▸ Your goal:
Every line with the string "Search" should be gathered.

BEGIN Dataset extract

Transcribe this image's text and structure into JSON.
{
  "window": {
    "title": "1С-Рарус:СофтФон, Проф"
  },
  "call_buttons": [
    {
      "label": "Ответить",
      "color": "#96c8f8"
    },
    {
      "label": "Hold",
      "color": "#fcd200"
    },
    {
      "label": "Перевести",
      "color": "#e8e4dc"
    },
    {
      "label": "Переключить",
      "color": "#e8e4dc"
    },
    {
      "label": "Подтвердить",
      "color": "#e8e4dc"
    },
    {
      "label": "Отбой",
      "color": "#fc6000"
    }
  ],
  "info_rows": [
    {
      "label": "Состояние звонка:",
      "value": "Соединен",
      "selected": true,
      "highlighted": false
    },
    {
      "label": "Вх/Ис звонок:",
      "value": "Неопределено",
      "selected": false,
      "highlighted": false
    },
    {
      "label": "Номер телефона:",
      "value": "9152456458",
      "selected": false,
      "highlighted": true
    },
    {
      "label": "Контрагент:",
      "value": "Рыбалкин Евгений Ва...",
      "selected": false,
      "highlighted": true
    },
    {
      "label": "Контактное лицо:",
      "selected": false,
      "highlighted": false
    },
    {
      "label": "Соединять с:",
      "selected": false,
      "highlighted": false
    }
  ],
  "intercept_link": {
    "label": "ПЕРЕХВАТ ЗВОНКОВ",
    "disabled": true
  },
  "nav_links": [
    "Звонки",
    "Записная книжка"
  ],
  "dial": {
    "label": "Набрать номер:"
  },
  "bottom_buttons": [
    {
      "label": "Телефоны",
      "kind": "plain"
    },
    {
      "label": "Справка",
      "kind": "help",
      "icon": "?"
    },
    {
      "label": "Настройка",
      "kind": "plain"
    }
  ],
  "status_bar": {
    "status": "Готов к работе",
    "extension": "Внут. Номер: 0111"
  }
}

END Dataset extract
BEGIN Dataset extract

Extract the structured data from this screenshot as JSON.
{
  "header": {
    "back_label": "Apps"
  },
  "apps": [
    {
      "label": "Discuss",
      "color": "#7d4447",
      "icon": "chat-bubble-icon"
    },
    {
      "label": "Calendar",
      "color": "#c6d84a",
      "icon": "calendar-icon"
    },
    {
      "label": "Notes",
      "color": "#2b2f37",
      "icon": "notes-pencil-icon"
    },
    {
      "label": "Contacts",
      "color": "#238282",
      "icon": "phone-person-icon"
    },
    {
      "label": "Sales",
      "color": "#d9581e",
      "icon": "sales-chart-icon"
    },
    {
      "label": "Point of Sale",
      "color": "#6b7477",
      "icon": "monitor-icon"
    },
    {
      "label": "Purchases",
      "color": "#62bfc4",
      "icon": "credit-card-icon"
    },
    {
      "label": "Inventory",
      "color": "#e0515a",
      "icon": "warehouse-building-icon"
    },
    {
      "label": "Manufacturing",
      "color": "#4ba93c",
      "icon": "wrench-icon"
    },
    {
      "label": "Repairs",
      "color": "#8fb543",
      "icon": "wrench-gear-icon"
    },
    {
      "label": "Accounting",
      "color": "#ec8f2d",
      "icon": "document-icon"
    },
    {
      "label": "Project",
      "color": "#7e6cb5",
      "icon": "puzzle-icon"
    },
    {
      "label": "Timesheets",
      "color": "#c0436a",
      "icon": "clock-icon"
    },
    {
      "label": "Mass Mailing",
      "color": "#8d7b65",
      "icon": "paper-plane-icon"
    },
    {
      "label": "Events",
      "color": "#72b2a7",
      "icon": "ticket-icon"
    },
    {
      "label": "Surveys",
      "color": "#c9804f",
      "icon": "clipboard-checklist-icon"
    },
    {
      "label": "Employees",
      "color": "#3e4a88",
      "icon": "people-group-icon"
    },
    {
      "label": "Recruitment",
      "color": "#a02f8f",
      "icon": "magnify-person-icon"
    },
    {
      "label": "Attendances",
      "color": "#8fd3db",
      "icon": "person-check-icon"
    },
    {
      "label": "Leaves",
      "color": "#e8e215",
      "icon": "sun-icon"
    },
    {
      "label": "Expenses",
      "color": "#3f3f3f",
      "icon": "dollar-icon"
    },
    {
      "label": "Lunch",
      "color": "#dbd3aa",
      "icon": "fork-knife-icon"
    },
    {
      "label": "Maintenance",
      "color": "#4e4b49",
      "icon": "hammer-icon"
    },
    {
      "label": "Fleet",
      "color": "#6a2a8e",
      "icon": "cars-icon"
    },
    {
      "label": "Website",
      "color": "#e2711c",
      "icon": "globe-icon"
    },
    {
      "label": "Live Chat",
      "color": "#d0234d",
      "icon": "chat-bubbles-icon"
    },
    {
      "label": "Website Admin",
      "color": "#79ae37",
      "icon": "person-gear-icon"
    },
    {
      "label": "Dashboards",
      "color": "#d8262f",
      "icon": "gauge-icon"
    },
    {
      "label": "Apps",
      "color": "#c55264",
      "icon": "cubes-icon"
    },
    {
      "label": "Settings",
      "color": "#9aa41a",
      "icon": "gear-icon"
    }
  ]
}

END Dataset extract
BEGIN Dataset extract

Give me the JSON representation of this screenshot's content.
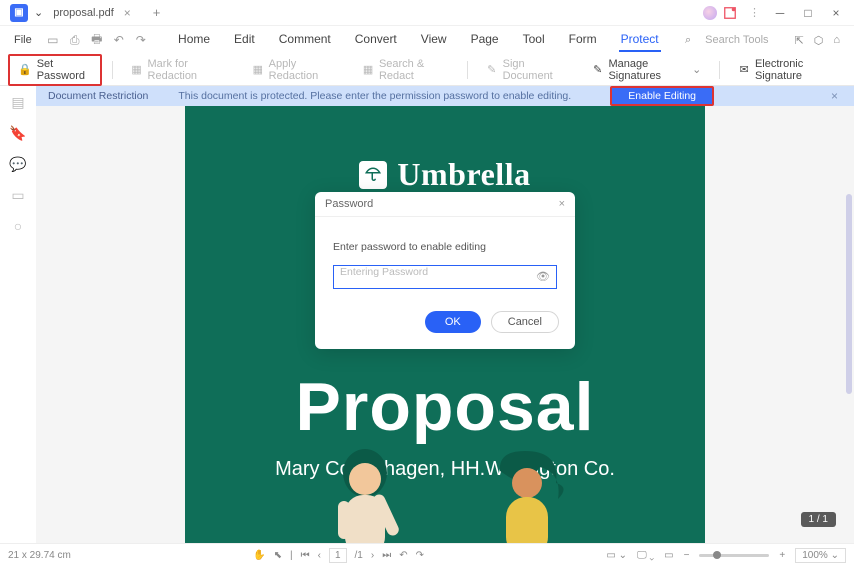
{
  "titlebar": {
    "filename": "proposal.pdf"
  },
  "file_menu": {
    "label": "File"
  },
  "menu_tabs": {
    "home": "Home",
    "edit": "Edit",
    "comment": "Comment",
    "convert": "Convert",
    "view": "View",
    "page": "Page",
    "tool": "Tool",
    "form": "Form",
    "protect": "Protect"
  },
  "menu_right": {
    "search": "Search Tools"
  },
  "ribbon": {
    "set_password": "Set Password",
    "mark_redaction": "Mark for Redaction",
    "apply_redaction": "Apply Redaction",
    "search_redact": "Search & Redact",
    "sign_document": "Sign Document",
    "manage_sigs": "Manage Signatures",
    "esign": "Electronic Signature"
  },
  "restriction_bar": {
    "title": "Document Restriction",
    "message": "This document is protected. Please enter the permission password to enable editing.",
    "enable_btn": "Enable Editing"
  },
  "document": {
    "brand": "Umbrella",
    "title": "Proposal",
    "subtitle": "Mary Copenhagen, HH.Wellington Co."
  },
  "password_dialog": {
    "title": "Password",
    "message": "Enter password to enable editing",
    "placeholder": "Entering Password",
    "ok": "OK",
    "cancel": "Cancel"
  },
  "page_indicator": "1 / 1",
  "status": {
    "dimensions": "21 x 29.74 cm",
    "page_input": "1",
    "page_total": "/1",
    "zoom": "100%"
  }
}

END Dataset extract

▸ Written reply:
    "search": "Search Tools"
    "search_redact": "Search & Redact",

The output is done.